▸ The problem: Go through each line of the records below and count those with the word "Hispanic"; give only the total.

▸ Given entries:
★ ★ ★ ★ ★
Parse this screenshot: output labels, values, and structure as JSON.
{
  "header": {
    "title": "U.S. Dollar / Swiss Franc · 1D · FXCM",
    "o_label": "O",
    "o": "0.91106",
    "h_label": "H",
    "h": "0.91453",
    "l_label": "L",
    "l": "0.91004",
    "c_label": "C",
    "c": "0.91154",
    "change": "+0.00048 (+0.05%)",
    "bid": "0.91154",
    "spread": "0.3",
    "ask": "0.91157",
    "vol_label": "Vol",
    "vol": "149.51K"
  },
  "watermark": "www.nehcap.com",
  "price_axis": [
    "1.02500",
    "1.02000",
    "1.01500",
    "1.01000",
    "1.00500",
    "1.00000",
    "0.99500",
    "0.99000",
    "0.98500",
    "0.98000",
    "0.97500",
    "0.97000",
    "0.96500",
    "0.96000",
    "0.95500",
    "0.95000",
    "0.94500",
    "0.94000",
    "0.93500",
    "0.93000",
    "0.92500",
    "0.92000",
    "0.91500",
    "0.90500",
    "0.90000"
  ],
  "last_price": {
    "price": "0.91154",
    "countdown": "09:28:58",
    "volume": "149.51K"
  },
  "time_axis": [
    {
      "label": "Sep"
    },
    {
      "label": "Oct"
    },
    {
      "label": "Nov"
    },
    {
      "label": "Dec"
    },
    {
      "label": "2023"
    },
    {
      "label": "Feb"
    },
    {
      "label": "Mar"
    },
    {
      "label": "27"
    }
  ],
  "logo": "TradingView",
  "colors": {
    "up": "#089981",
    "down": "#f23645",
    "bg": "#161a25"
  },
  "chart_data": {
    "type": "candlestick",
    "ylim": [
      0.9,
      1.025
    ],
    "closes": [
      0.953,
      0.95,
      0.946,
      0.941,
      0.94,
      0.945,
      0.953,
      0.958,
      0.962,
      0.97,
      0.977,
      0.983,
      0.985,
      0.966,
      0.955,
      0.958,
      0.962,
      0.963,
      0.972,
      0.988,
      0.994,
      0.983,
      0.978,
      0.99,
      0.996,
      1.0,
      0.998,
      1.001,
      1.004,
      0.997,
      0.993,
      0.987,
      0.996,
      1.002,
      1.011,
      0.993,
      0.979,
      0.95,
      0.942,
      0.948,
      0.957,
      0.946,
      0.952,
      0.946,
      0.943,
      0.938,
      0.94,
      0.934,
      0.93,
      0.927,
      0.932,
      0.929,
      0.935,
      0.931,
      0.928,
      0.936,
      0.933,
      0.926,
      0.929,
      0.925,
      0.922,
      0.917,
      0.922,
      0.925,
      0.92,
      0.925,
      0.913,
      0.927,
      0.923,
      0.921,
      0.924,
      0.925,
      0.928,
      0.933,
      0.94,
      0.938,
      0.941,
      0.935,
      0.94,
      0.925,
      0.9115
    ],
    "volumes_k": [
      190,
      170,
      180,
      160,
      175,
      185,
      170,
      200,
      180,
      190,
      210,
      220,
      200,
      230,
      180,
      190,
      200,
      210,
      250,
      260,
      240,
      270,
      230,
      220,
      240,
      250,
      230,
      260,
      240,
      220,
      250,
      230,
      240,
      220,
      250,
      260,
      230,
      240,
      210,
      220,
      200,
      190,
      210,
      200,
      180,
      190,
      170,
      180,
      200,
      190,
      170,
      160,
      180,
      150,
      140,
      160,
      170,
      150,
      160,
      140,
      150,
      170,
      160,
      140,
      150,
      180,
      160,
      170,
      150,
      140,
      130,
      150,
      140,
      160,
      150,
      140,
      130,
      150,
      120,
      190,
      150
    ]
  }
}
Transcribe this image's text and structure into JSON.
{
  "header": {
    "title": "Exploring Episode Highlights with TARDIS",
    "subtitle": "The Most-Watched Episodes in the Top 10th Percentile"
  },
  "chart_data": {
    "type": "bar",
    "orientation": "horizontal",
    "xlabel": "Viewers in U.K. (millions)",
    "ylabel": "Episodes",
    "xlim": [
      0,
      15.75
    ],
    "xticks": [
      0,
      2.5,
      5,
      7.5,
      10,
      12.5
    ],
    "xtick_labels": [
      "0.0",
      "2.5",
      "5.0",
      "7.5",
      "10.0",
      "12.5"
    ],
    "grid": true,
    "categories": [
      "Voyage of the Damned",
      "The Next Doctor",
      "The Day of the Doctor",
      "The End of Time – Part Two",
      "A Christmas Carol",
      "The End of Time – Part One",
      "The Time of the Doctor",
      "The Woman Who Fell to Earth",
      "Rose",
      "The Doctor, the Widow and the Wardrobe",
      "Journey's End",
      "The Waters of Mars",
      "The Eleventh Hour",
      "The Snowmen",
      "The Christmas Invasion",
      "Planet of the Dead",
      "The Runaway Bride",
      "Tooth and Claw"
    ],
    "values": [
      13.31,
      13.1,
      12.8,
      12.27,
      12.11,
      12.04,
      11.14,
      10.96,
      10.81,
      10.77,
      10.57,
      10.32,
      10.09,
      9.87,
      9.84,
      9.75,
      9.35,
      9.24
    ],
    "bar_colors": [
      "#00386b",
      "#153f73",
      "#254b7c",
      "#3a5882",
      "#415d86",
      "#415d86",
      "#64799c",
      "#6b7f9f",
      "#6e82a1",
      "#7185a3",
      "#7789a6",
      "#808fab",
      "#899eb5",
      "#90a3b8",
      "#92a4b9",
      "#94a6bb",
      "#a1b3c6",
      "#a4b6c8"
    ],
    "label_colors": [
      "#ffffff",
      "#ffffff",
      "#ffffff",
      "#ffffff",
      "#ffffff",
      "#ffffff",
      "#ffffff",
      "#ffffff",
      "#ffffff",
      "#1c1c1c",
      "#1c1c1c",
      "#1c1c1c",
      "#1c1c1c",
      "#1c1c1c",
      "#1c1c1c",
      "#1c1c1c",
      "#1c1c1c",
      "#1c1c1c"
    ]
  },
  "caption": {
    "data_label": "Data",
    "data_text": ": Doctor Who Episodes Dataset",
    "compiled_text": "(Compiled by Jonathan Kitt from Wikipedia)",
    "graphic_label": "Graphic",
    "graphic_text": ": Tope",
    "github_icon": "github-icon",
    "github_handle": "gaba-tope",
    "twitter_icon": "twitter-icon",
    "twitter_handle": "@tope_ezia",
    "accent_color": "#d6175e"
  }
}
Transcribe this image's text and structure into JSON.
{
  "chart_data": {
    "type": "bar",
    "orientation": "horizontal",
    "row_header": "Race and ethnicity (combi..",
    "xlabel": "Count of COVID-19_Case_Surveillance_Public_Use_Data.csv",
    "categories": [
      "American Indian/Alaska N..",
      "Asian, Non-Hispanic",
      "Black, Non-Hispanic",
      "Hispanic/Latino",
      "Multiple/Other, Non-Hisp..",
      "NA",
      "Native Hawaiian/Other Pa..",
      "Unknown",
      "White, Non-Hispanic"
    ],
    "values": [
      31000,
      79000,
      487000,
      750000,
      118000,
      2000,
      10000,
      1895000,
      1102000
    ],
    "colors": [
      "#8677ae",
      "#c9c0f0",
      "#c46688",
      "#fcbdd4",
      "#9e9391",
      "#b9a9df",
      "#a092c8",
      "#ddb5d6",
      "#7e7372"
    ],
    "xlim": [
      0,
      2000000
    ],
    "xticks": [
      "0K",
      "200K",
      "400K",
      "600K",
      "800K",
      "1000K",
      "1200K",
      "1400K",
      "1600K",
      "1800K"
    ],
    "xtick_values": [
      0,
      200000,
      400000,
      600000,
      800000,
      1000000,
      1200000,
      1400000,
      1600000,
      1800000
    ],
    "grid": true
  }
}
★ ★ ★ ★ ★
▸ Answer to this task: 4